Entries from a visual dataset
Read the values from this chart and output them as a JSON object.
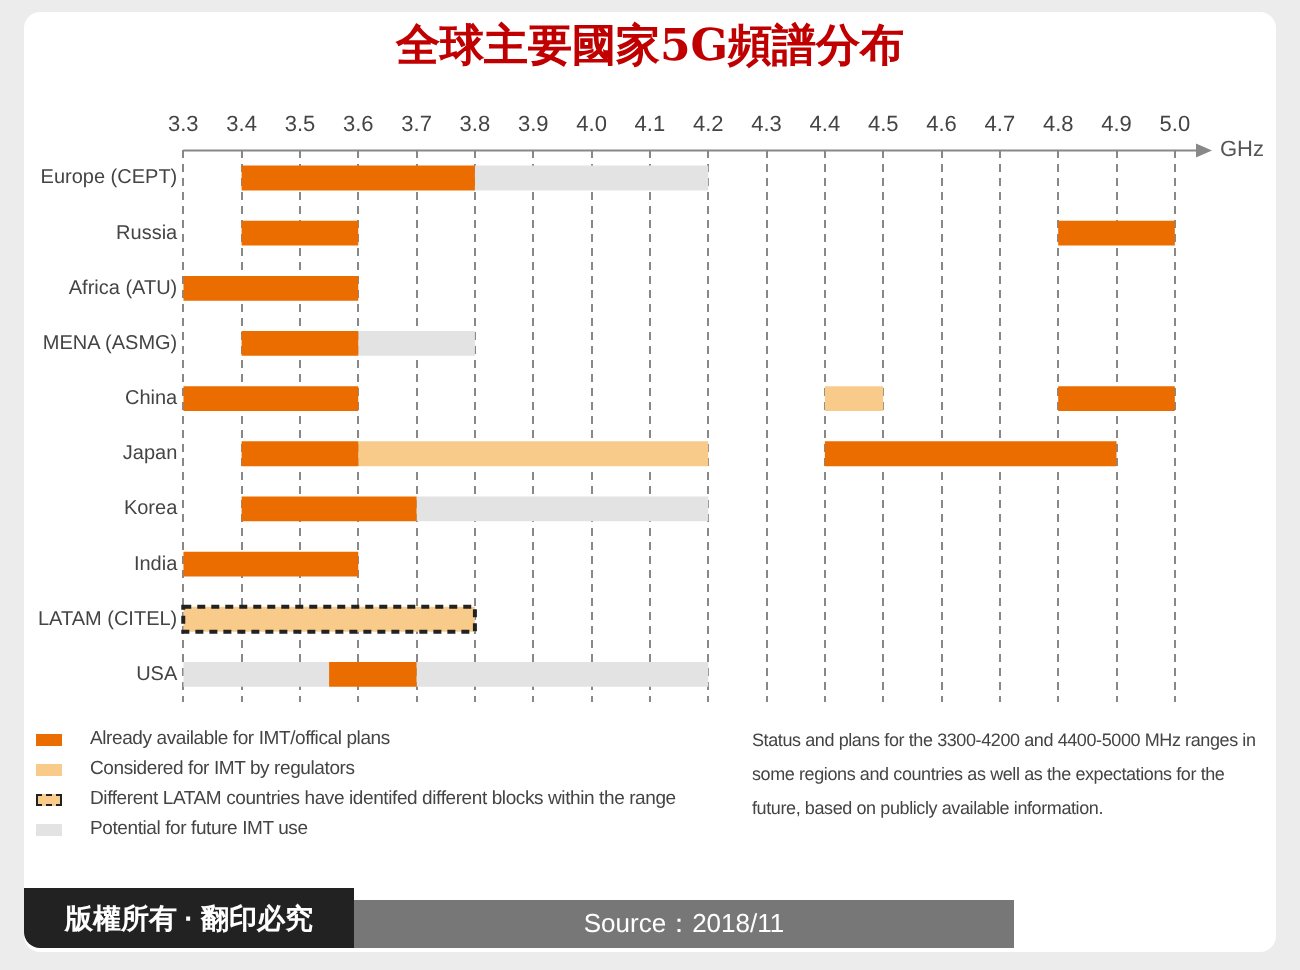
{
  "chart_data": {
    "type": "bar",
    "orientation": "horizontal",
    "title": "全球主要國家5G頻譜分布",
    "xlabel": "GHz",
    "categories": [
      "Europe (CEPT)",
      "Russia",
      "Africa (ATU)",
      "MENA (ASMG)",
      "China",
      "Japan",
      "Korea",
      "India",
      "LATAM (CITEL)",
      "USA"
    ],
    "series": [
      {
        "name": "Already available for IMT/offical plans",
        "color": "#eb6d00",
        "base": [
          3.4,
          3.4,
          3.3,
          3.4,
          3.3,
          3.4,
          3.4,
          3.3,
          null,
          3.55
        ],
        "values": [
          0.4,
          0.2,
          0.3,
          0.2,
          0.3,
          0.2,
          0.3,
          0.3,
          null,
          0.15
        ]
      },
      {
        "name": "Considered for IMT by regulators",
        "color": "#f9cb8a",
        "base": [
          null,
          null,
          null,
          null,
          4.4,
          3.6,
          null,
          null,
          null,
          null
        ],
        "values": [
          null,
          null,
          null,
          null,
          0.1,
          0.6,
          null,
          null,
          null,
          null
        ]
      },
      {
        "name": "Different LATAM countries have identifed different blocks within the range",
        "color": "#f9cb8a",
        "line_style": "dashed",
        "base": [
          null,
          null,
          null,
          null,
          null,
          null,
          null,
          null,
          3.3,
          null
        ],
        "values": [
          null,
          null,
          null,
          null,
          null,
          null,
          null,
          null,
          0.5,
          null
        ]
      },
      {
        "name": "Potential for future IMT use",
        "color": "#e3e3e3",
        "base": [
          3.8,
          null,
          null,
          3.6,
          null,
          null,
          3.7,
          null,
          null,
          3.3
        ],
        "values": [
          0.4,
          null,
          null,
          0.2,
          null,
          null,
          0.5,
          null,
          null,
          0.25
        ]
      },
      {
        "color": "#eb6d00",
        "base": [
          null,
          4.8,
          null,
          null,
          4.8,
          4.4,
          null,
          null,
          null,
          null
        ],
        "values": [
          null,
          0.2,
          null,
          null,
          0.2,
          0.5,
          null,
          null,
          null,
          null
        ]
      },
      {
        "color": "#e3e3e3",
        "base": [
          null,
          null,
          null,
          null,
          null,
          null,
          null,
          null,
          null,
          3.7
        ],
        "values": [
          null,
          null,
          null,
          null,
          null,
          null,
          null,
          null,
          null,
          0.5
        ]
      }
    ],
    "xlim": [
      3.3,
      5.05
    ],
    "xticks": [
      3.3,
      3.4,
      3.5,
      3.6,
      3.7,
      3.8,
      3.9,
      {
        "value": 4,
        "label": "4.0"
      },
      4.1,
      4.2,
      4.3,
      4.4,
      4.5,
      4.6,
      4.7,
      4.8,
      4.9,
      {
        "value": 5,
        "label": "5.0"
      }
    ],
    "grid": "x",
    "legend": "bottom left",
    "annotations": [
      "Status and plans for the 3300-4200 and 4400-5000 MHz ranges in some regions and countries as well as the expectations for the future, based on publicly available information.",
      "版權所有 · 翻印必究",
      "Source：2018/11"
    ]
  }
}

What this task involves - Your answer should be a single number: the count of lines in the data that include the word "LATAM".

Answer to the problem - 2